Document section.
** Begin **
The worst case scenario for an eruption is a large pyroclastic flow, such as what occurred in the 1980 eruption of Mount St. Helens. Since there is ice, lahars would also result. Ash would probably blow inland, perhaps as far as eastern Nevada. There is a small chance that an eruption could also be bigger resulting in a collapse of the mountain, as happened at Mount Mazama in Oregon, but this is of much lower probability.
The United States Geological Survey considers Shasta a volcano with a high probability of erupting again.
At the time of Euro-American contact in the 1820s, the Native American tribes who lived within view of Mount Shasta included the Shasta, Okwanuchu, Modoc, Achomawi, Atsugewi, Karuk, Klamath, Wintu, and Yana tribes.
** End **
Record excerpts.
** Begin **
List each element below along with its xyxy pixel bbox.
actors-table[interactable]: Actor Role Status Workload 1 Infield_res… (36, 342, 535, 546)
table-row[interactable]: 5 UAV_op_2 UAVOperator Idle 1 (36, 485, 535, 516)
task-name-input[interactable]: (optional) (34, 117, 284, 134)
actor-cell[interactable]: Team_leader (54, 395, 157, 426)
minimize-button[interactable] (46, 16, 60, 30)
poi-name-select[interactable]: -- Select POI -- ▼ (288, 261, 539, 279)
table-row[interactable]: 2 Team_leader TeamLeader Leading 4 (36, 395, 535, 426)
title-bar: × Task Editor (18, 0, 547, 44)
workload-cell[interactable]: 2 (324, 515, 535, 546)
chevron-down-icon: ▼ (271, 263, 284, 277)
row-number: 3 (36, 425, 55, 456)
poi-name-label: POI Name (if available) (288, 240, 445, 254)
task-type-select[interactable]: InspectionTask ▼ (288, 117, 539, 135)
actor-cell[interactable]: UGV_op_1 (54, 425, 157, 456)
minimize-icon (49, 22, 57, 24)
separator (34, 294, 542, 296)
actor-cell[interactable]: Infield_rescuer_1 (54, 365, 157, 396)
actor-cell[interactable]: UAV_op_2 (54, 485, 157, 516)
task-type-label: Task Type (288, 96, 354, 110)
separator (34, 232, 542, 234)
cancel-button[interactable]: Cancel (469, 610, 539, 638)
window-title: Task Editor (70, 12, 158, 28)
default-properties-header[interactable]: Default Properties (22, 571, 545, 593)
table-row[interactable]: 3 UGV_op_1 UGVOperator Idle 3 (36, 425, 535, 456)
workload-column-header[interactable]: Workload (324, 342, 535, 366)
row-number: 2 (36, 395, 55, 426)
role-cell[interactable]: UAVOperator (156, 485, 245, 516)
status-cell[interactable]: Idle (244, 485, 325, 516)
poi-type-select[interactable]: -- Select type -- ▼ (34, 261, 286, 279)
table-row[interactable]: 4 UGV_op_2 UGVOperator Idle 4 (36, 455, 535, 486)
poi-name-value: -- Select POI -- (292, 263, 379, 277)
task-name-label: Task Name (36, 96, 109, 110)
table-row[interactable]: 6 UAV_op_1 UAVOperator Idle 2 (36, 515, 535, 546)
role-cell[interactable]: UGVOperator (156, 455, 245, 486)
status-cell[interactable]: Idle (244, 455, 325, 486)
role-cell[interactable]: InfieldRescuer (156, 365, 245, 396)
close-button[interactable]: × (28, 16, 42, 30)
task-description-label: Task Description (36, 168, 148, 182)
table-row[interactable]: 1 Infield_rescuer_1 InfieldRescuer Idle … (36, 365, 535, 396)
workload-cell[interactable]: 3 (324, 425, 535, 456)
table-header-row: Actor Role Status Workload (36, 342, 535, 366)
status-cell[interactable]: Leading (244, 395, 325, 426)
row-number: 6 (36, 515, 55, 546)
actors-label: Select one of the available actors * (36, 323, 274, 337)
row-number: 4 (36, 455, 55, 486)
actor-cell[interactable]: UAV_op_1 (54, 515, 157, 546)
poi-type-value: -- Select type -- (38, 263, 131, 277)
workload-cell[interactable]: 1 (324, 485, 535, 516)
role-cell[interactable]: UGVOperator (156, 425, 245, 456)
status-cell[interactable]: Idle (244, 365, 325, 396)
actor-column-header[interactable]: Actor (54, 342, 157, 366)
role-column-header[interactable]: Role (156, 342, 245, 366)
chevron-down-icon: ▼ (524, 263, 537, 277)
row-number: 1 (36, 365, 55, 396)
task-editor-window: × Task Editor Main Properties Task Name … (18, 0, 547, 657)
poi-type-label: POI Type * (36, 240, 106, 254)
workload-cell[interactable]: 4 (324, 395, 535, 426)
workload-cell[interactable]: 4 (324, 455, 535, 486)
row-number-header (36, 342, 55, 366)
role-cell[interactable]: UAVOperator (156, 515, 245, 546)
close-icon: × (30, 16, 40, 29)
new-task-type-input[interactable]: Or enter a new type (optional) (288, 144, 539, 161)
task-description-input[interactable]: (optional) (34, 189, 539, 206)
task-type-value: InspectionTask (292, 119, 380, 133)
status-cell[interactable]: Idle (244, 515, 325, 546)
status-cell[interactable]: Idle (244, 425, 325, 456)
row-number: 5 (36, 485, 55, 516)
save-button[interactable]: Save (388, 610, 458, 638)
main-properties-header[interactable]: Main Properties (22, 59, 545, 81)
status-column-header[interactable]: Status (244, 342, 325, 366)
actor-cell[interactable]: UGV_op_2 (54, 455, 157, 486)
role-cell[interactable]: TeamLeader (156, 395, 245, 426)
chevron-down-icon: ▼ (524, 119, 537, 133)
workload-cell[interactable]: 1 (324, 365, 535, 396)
** End **
Required tasks.
- A) According to the Mount Shasta passage, which agency rates Shasta as a volcano with a high chance of erupting again?
- B) Write the next part of the Mount Shasta passage, picking up after its last sentence.

Task-by-task results.
- A) The United States Geological Survey.

- B)
Although perhaps first seen by Spanish explorers, the first reliably-reported sighting of Mount Shasta by a European or American was by Peter Skene Ogden (a leader of a Hudson's Bay Company trapping brigade) in 1826. In 1827, the name "Sasty" or "Sastise" was given to nearby Mount McLoughlin by Ogden. (The name was transferred to present-day Mount Shasta in 1841, as a result of work by the United States Exploring Expedition).
Beginning in the 1820s, Mount Shasta was a prominent landmark along what became known as the Siskiyou Trail, which runs at Mount Shasta's base. The Siskiyou Trail was located on the track of an ancient trade and travel route of Native American footpaths between California's Central Valley and the Pacific Northwest.
The California Gold Rush brought the first Euro-American settlements into the area in the early 1850s, including at Yreka, California and Upper Soda Springs. The first recorded ascent of Mount Shasta occurred in 1854 (by Elias Pearce), after several earlier failed attempts. Within a few years, Harriette Eddy (and party) became the first woman recorded at the summit.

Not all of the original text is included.